• [Available records]
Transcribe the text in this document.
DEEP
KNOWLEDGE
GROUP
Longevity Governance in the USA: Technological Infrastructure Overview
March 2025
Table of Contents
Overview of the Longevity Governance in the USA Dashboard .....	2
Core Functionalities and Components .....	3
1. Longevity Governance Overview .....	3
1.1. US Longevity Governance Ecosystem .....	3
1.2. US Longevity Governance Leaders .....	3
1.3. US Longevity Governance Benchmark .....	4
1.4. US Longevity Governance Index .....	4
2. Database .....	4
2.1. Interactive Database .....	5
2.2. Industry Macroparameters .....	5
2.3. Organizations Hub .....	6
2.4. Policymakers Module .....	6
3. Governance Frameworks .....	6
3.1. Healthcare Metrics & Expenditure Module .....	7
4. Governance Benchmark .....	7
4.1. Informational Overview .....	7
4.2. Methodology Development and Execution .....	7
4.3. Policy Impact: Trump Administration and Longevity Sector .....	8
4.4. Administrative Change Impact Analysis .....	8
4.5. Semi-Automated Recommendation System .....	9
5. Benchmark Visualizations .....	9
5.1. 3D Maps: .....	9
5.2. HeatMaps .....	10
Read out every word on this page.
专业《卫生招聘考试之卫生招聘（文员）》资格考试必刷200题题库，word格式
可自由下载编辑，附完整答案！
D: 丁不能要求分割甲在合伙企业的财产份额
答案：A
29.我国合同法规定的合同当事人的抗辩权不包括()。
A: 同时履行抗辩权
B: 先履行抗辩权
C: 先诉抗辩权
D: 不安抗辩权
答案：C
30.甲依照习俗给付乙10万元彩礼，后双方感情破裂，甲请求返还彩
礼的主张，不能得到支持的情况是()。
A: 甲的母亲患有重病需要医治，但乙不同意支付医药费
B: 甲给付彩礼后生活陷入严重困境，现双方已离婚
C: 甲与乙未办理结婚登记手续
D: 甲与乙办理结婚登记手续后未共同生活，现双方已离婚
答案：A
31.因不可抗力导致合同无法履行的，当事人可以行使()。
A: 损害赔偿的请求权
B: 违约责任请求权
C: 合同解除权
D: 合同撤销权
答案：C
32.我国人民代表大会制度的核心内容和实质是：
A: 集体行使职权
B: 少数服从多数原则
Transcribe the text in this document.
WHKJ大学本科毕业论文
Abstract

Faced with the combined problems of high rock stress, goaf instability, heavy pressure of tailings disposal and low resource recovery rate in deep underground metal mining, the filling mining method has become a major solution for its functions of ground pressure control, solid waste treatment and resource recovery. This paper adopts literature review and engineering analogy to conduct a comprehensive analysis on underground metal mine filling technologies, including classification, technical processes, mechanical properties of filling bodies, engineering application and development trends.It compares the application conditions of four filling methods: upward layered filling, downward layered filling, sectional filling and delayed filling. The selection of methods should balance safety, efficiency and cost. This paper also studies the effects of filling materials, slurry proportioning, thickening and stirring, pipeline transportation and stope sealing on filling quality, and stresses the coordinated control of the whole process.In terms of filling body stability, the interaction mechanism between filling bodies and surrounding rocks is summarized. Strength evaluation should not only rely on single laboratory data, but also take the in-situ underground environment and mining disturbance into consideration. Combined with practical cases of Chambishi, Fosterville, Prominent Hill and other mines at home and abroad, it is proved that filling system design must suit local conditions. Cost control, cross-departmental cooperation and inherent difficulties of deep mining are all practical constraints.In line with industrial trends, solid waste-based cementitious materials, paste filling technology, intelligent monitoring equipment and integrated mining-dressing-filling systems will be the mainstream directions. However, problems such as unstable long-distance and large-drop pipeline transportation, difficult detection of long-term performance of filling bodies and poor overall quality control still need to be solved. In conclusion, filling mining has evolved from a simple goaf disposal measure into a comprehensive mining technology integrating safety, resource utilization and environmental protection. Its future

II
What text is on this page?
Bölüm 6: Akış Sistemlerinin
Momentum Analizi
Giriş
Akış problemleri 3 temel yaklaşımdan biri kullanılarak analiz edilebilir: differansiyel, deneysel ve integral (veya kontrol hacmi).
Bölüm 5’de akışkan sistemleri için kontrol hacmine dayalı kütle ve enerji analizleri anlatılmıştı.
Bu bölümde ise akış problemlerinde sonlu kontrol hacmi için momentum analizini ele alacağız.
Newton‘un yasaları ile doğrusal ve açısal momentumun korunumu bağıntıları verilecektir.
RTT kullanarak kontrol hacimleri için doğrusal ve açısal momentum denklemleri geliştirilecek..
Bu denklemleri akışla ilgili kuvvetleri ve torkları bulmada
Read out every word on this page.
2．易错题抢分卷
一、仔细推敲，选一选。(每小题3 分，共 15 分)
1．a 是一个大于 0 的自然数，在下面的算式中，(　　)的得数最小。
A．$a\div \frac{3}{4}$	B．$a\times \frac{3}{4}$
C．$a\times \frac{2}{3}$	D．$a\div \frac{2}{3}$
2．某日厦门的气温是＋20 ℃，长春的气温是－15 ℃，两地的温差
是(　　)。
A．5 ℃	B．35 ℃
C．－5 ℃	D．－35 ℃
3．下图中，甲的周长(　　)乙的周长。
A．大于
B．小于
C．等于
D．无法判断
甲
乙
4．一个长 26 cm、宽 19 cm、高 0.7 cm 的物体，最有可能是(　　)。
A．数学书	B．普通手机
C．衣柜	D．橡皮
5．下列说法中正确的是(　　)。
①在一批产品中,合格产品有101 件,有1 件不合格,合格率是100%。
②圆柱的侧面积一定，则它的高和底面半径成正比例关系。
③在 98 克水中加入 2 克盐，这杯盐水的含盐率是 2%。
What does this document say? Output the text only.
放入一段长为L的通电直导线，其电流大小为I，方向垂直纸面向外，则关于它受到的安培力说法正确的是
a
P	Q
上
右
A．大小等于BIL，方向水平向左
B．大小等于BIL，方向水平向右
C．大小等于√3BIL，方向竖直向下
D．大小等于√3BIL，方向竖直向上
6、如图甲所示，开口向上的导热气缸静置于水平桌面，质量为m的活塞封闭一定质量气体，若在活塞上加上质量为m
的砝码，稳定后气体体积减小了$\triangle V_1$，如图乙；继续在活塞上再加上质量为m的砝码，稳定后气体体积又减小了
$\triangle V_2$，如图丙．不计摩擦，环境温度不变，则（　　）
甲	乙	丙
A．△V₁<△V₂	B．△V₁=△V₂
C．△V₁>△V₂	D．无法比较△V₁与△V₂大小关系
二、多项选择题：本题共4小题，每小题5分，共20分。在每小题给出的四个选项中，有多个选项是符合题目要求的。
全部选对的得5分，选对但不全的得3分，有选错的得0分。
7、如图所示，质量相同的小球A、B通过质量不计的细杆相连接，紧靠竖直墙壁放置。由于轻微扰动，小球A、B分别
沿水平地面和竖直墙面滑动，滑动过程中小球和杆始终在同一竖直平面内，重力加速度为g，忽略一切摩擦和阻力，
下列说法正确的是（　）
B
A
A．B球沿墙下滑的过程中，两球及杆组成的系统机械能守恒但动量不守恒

• [Directions]
Show every line in the records above that contains the word "Overview".

• [Output]
Longevity Governance in the USA: Technological Infrastructure Overview
Overview of the Longevity Governance in the USA Dashboard .....	2
1. Longevity Governance Overview .....	3
4.1. Informational Overview .....	7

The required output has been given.